> _Dataset excerpt_:
((
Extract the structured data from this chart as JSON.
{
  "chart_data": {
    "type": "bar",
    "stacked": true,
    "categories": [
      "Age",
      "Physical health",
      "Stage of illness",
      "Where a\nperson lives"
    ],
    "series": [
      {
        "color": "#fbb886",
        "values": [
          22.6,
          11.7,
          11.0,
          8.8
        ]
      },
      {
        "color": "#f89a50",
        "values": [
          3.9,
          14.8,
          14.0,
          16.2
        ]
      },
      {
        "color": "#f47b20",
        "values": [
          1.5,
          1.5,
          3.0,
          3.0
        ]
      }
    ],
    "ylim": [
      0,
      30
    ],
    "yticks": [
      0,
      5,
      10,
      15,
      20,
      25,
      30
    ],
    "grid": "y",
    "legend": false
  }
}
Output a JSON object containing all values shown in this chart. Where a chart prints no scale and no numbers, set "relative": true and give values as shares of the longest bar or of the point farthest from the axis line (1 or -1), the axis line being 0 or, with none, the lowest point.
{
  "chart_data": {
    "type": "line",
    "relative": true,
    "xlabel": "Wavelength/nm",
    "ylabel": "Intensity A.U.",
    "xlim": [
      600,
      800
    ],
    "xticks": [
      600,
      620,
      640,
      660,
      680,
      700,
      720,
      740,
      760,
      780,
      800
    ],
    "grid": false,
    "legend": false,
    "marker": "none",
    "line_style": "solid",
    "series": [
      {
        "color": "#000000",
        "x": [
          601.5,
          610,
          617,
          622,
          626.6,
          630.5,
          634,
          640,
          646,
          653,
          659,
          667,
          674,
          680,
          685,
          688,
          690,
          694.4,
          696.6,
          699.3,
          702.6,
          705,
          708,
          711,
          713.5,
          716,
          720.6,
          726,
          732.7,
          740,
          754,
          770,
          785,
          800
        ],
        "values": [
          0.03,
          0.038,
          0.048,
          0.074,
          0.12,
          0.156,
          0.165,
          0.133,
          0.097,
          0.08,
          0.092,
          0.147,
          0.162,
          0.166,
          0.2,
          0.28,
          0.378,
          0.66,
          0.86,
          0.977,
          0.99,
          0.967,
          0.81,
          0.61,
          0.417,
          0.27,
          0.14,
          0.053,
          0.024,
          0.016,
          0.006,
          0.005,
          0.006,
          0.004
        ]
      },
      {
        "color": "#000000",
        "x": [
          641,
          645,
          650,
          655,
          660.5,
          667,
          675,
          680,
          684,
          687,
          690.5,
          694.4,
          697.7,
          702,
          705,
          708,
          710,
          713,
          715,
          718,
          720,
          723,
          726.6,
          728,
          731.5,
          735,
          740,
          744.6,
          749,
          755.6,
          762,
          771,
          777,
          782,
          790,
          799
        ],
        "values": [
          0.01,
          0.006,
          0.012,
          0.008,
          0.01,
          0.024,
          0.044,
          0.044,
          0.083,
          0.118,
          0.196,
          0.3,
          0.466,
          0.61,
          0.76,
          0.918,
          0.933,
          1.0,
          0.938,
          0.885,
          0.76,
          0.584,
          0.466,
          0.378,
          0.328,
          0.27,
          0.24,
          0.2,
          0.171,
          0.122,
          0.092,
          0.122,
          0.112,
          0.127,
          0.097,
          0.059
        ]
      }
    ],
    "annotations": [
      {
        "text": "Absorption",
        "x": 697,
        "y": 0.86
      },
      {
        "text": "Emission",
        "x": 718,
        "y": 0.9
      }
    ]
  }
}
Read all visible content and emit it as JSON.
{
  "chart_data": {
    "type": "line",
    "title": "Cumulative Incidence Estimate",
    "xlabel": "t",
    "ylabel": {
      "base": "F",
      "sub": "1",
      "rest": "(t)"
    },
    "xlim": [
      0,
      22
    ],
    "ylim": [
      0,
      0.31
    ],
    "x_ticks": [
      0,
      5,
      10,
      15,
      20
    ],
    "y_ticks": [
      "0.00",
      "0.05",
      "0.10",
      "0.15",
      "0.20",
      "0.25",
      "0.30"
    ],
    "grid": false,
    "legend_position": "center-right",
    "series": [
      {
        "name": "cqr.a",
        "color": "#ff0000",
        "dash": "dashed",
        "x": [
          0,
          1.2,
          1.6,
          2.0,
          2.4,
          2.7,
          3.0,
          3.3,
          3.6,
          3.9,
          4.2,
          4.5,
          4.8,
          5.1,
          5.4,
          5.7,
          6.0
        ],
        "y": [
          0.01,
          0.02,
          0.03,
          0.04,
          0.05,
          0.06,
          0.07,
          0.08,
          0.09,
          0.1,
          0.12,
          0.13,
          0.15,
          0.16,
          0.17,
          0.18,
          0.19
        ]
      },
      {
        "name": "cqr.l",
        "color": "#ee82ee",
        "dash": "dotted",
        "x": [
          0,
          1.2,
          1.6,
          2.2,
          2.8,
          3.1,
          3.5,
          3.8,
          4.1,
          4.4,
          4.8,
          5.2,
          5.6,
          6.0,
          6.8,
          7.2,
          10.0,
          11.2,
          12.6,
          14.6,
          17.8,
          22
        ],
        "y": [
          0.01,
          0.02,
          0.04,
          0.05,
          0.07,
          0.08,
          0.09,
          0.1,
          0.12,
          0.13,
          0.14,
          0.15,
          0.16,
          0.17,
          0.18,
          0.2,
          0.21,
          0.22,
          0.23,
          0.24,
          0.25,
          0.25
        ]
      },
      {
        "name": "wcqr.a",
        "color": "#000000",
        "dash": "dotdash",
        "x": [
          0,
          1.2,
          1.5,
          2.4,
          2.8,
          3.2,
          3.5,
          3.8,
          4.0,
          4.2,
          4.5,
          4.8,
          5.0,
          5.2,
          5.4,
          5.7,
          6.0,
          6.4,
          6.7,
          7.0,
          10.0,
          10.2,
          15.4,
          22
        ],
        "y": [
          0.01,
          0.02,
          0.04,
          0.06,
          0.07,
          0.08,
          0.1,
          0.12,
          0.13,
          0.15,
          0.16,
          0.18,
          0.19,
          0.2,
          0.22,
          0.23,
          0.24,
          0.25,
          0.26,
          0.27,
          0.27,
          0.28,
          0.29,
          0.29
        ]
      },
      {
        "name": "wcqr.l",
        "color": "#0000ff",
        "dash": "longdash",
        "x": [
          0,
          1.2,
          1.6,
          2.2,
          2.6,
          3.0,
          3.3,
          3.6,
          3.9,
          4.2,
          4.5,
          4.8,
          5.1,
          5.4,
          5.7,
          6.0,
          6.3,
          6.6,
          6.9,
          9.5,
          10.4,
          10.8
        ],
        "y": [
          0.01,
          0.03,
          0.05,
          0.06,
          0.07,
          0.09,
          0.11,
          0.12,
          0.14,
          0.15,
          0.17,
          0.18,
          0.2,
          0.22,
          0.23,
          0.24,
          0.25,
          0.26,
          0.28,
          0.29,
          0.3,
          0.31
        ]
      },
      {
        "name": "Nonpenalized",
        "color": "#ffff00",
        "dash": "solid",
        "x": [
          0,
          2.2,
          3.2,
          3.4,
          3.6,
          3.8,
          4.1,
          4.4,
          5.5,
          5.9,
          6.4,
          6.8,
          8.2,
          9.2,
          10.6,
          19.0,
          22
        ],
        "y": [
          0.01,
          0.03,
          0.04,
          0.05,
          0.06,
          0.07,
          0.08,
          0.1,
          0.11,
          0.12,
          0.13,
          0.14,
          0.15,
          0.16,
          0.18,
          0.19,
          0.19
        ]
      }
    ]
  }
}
))
> _TASK STATEMENT_: Reproduce the full listing exactly.

> _CORRECT OUTPUT_:
Extract the structured data from this chart as JSON.
{
  "chart_data": {
    "type": "bar",
    "stacked": true,
    "categories": [
      "Age",
      "Physical health",
      "Stage of illness",
      "Where a\nperson lives"
    ],
    "series": [
      {
        "color": "#fbb886",
        "values": [
          22.6,
          11.7,
          11.0,
          8.8
        ]
      },
      {
        "color": "#f89a50",
        "values": [
          3.9,
          14.8,
          14.0,
          16.2
        ]
      },
      {
        "color": "#f47b20",
        "values": [
          1.5,
          1.5,
          3.0,
          3.0
        ]
      }
    ],
    "ylim": [
      0,
      30
    ],
    "yticks": [
      0,
      5,
      10,
      15,
      20,
      25,
      30
    ],
    "grid": "y",
    "legend": false
  }
}
Output a JSON object containing all values shown in this chart. Where a chart prints no scale and no numbers, set "relative": true and give values as shares of the longest bar or of the point farthest from the axis line (1 or -1), the axis line being 0 or, with none, the lowest point.
{
  "chart_data": {
    "type": "line",
    "relative": true,
    "xlabel": "Wavelength/nm",
    "ylabel": "Intensity A.U.",
    "xlim": [
      600,
      800
    ],
    "xticks": [
      600,
      620,
      640,
      660,
      680,
      700,
      720,
      740,
      760,
      780,
      800
    ],
    "grid": false,
    "legend": false,
    "marker": "none",
    "line_style": "solid",
    "series": [
      {
        "color": "#000000",
        "x": [
          601.5,
          610,
          617,
          622,
          626.6,
          630.5,
          634,
          640,
          646,
          653,
          659,
          667,
          674,
          680,
          685,
          688,
          690,
          694.4,
          696.6,
          699.3,
          702.6,
          705,
          708,
          711,
          713.5,
          716,
          720.6,
          726,
          732.7,
          740,
          754,
          770,
          785,
          800
        ],
        "values": [
          0.03,
          0.038,
          0.048,
          0.074,
          0.12,
          0.156,
          0.165,
          0.133,
          0.097,
          0.08,
          0.092,
          0.147,
          0.162,
          0.166,
          0.2,
          0.28,
          0.378,
          0.66,
          0.86,
          0.977,
          0.99,
          0.967,
          0.81,
          0.61,
          0.417,
          0.27,
          0.14,
          0.053,
          0.024,
          0.016,
          0.006,
          0.005,
          0.006,
          0.004
        ]
      },
      {
        "color": "#000000",
        "x": [
          641,
          645,
          650,
          655,
          660.5,
          667,
          675,
          680,
          684,
          687,
          690.5,
          694.4,
          697.7,
          702,
          705,
          708,
          710,
          713,
          715,
          718,
          720,
          723,
          726.6,
          728,
          731.5,
          735,
          740,
          744.6,
          749,
          755.6,
          762,
          771,
          777,
          782,
          790,
          799
        ],
        "values": [
          0.01,
          0.006,
          0.012,
          0.008,
          0.01,
          0.024,
          0.044,
          0.044,
          0.083,
          0.118,
          0.196,
          0.3,
          0.466,
          0.61,
          0.76,
          0.918,
          0.933,
          1.0,
          0.938,
          0.885,
          0.76,
          0.584,
          0.466,
          0.378,
          0.328,
          0.27,
          0.24,
          0.2,
          0.171,
          0.122,
          0.092,
          0.122,
          0.112,
          0.127,
          0.097,
          0.059
        ]
      }
    ],
    "annotations": [
      {
        "text": "Absorption",
        "x": 697,
        "y": 0.86
      },
      {
        "text": "Emission",
        "x": 718,
        "y": 0.9
      }
    ]
  }
}
Read all visible content and emit it as JSON.
{
  "chart_data": {
    "type": "line",
    "title": "Cumulative Incidence Estimate",
    "xlabel": "t",
    "ylabel": {
      "base": "F",
      "sub": "1",
      "rest": "(t)"
    },
    "xlim": [
      0,
      22
    ],
    "ylim": [
      0,
      0.31
    ],
    "x_ticks": [
      0,
      5,
      10,
      15,
      20
    ],
    "y_ticks": [
      "0.00",
      "0.05",
      "0.10",
      "0.15",
      "0.20",
      "0.25",
      "0.30"
    ],
    "grid": false,
    "legend_position": "center-right",
    "series": [
      {
        "name": "cqr.a",
        "color": "#ff0000",
        "dash": "dashed",
        "x": [
          0,
          1.2,
          1.6,
          2.0,
          2.4,
          2.7,
          3.0,
          3.3,
          3.6,
          3.9,
          4.2,
          4.5,
          4.8,
          5.1,
          5.4,
          5.7,
          6.0
        ],
        "y": [
          0.01,
          0.02,
          0.03,
          0.04,
          0.05,
          0.06,
          0.07,
          0.08,
          0.09,
          0.1,
          0.12,
          0.13,
          0.15,
          0.16,
          0.17,
          0.18,
          0.19
        ]
      },
      {
        "name": "cqr.l",
        "color": "#ee82ee",
        "dash": "dotted",
        "x": [
          0,
          1.2,
          1.6,
          2.2,
          2.8,
          3.1,
          3.5,
          3.8,
          4.1,
          4.4,
          4.8,
          5.2,
          5.6,
          6.0,
          6.8,
          7.2,
          10.0,
          11.2,
          12.6,
          14.6,
          17.8,
          22
        ],
        "y": [
          0.01,
          0.02,
          0.04,
          0.05,
          0.07,
          0.08,
          0.09,
          0.1,
          0.12,
          0.13,
          0.14,
          0.15,
          0.16,
          0.17,
          0.18,
          0.2,
          0.21,
          0.22,
          0.23,
          0.24,
          0.25,
          0.25
        ]
      },
      {
        "name": "wcqr.a",
        "color": "#000000",
        "dash": "dotdash",
        "x": [
          0,
          1.2,
          1.5,
          2.4,
          2.8,
          3.2,
          3.5,
          3.8,
          4.0,
          4.2,
          4.5,
          4.8,
          5.0,
          5.2,
          5.4,
          5.7,
          6.0,
          6.4,
          6.7,
          7.0,
          10.0,
          10.2,
          15.4,
          22
        ],
        "y": [
          0.01,
          0.02,
          0.04,
          0.06,
          0.07,
          0.08,
          0.1,
          0.12,
          0.13,
          0.15,
          0.16,
          0.18,
          0.19,
          0.2,
          0.22,
          0.23,
          0.24,
          0.25,
          0.26,
          0.27,
          0.27,
          0.28,
          0.29,
          0.29
        ]
      },
      {
        "name": "wcqr.l",
        "color": "#0000ff",
        "dash": "longdash",
        "x": [
          0,
          1.2,
          1.6,
          2.2,
          2.6,
          3.0,
          3.3,
          3.6,
          3.9,
          4.2,
          4.5,
          4.8,
          5.1,
          5.4,
          5.7,
          6.0,
          6.3,
          6.6,
          6.9,
          9.5,
          10.4,
          10.8
        ],
        "y": [
          0.01,
          0.03,
          0.05,
          0.06,
          0.07,
          0.09,
          0.11,
          0.12,
          0.14,
          0.15,
          0.17,
          0.18,
          0.2,
          0.22,
          0.23,
          0.24,
          0.25,
          0.26,
          0.28,
          0.29,
          0.3,
          0.31
        ]
      },
      {
        "name": "Nonpenalized",
        "color": "#ffff00",
        "dash": "solid",
        "x": [
          0,
          2.2,
          3.2,
          3.4,
          3.6,
          3.8,
          4.1,
          4.4,
          5.5,
          5.9,
          6.4,
          6.8,
          8.2,
          9.2,
          10.6,
          19.0,
          22
        ],
        "y": [
          0.01,
          0.03,
          0.04,
          0.05,
          0.06,
          0.07,
          0.08,
          0.1,
          0.11,
          0.12,
          0.13,
          0.14,
          0.15,
          0.16,
          0.18,
          0.19,
          0.19
        ]
      }
    ]
  }
}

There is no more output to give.